## Job
Print out each entry below exactly, please.

## Data for this exercise
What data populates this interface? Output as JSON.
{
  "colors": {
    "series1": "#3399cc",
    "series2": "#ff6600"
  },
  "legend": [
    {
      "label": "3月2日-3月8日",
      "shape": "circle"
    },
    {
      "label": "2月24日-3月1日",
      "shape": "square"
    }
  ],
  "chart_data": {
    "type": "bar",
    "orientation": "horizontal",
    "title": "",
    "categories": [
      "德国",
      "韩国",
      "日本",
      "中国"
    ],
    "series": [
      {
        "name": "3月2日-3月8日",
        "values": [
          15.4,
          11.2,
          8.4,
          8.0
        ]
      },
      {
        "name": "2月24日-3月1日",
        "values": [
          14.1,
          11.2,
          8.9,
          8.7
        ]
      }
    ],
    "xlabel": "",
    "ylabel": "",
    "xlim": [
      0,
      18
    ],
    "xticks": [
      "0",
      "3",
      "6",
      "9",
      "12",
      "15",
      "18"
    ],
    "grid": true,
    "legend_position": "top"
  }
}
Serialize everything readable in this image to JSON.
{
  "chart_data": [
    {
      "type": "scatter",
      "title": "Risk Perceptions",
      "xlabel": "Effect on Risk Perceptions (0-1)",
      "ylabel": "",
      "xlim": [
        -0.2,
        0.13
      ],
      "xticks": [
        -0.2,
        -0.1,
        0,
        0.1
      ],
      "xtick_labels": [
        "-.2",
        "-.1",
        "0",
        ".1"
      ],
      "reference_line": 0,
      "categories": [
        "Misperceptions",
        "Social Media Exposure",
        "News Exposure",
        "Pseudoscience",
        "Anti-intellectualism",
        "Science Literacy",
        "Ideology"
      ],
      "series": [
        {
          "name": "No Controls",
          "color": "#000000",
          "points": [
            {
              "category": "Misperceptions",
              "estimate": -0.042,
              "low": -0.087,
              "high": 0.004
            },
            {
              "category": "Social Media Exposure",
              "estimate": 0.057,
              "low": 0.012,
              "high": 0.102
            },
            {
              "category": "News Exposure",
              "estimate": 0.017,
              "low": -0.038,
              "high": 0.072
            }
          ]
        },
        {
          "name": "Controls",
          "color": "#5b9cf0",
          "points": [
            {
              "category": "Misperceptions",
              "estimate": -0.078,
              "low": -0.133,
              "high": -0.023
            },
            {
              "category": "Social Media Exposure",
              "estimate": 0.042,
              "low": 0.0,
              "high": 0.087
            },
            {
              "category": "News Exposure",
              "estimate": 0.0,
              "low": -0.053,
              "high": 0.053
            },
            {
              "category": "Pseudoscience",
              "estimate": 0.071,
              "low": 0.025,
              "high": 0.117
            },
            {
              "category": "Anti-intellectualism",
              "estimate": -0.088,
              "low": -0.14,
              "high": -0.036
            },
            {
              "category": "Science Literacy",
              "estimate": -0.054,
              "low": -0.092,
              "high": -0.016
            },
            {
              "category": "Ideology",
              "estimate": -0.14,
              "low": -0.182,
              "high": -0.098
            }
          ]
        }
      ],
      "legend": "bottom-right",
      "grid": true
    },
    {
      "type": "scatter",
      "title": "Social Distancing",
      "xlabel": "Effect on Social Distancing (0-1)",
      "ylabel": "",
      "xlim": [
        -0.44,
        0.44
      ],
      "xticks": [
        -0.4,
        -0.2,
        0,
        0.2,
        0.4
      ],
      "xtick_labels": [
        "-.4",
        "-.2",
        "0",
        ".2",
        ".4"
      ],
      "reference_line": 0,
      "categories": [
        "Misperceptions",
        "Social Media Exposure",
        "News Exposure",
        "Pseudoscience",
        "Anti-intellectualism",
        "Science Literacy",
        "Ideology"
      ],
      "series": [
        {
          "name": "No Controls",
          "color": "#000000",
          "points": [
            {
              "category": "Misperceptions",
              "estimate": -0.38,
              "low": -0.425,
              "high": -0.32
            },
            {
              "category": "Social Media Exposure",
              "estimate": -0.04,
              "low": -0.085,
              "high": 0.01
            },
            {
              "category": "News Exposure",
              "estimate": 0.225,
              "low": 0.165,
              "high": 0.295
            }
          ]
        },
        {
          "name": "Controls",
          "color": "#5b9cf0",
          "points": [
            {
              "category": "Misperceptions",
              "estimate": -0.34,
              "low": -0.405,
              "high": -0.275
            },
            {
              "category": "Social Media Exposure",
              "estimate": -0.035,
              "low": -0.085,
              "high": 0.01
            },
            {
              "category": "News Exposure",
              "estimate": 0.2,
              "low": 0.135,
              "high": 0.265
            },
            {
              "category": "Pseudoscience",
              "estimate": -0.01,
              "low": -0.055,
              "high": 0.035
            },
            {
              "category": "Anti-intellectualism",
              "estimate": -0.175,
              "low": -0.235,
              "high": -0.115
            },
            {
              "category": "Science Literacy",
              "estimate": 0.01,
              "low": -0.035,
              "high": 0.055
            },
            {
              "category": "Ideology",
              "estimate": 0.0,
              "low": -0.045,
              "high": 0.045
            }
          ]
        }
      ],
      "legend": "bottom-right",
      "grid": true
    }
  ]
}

## Exercise result
What data populates this interface? Output as JSON.
{
  "colors": {
    "series1": "#3399cc",
    "series2": "#ff6600"
  },
  "legend": [
    {
      "label": "3月2日-3月8日",
      "shape": "circle"
    },
    {
      "label": "2月24日-3月1日",
      "shape": "square"
    }
  ],
  "chart_data": {
    "type": "bar",
    "orientation": "horizontal",
    "title": "",
    "categories": [
      "德国",
      "韩国",
      "日本",
      "中国"
    ],
    "series": [
      {
        "name": "3月2日-3月8日",
        "values": [
          15.4,
          11.2,
          8.4,
          8.0
        ]
      },
      {
        "name": "2月24日-3月1日",
        "values": [
          14.1,
          11.2,
          8.9,
          8.7
        ]
      }
    ],
    "xlabel": "",
    "ylabel": "",
    "xlim": [
      0,
      18
    ],
    "xticks": [
      "0",
      "3",
      "6",
      "9",
      "12",
      "15",
      "18"
    ],
    "grid": true,
    "legend_position": "top"
  }
}
Serialize everything readable in this image to JSON.
{
  "chart_data": [
    {
      "type": "scatter",
      "title": "Risk Perceptions",
      "xlabel": "Effect on Risk Perceptions (0-1)",
      "ylabel": "",
      "xlim": [
        -0.2,
        0.13
      ],
      "xticks": [
        -0.2,
        -0.1,
        0,
        0.1
      ],
      "xtick_labels": [
        "-.2",
        "-.1",
        "0",
        ".1"
      ],
      "reference_line": 0,
      "categories": [
        "Misperceptions",
        "Social Media Exposure",
        "News Exposure",
        "Pseudoscience",
        "Anti-intellectualism",
        "Science Literacy",
        "Ideology"
      ],
      "series": [
        {
          "name": "No Controls",
          "color": "#000000",
          "points": [
            {
              "category": "Misperceptions",
              "estimate": -0.042,
              "low": -0.087,
              "high": 0.004
            },
            {
              "category": "Social Media Exposure",
              "estimate": 0.057,
              "low": 0.012,
              "high": 0.102
            },
            {
              "category": "News Exposure",
              "estimate": 0.017,
              "low": -0.038,
              "high": 0.072
            }
          ]
        },
        {
          "name": "Controls",
          "color": "#5b9cf0",
          "points": [
            {
              "category": "Misperceptions",
              "estimate": -0.078,
              "low": -0.133,
              "high": -0.023
            },
            {
              "category": "Social Media Exposure",
              "estimate": 0.042,
              "low": 0.0,
              "high": 0.087
            },
            {
              "category": "News Exposure",
              "estimate": 0.0,
              "low": -0.053,
              "high": 0.053
            },
            {
              "category": "Pseudoscience",
              "estimate": 0.071,
              "low": 0.025,
              "high": 0.117
            },
            {
              "category": "Anti-intellectualism",
              "estimate": -0.088,
              "low": -0.14,
              "high": -0.036
            },
            {
              "category": "Science Literacy",
              "estimate": -0.054,
              "low": -0.092,
              "high": -0.016
            },
            {
              "category": "Ideology",
              "estimate": -0.14,
              "low": -0.182,
              "high": -0.098
            }
          ]
        }
      ],
      "legend": "bottom-right",
      "grid": true
    },
    {
      "type": "scatter",
      "title": "Social Distancing",
      "xlabel": "Effect on Social Distancing (0-1)",
      "ylabel": "",
      "xlim": [
        -0.44,
        0.44
      ],
      "xticks": [
        -0.4,
        -0.2,
        0,
        0.2,
        0.4
      ],
      "xtick_labels": [
        "-.4",
        "-.2",
        "0",
        ".2",
        ".4"
      ],
      "reference_line": 0,
      "categories": [
        "Misperceptions",
        "Social Media Exposure",
        "News Exposure",
        "Pseudoscience",
        "Anti-intellectualism",
        "Science Literacy",
        "Ideology"
      ],
      "series": [
        {
          "name": "No Controls",
          "color": "#000000",
          "points": [
            {
              "category": "Misperceptions",
              "estimate": -0.38,
              "low": -0.425,
              "high": -0.32
            },
            {
              "category": "Social Media Exposure",
              "estimate": -0.04,
              "low": -0.085,
              "high": 0.01
            },
            {
              "category": "News Exposure",
              "estimate": 0.225,
              "low": 0.165,
              "high": 0.295
            }
          ]
        },
        {
          "name": "Controls",
          "color": "#5b9cf0",
          "points": [
            {
              "category": "Misperceptions",
              "estimate": -0.34,
              "low": -0.405,
              "high": -0.275
            },
            {
              "category": "Social Media Exposure",
              "estimate": -0.035,
              "low": -0.085,
              "high": 0.01
            },
            {
              "category": "News Exposure",
              "estimate": 0.2,
              "low": 0.135,
              "high": 0.265
            },
            {
              "category": "Pseudoscience",
              "estimate": -0.01,
              "low": -0.055,
              "high": 0.035
            },
            {
              "category": "Anti-intellectualism",
              "estimate": -0.175,
              "low": -0.235,
              "high": -0.115
            },
            {
              "category": "Science Literacy",
              "estimate": 0.01,
              "low": -0.035,
              "high": 0.055
            },
            {
              "category": "Ideology",
              "estimate": 0.0,
              "low": -0.045,
              "high": 0.045
            }
          ]
        }
      ],
      "legend": "bottom-right",
      "grid": true
    }
  ]
}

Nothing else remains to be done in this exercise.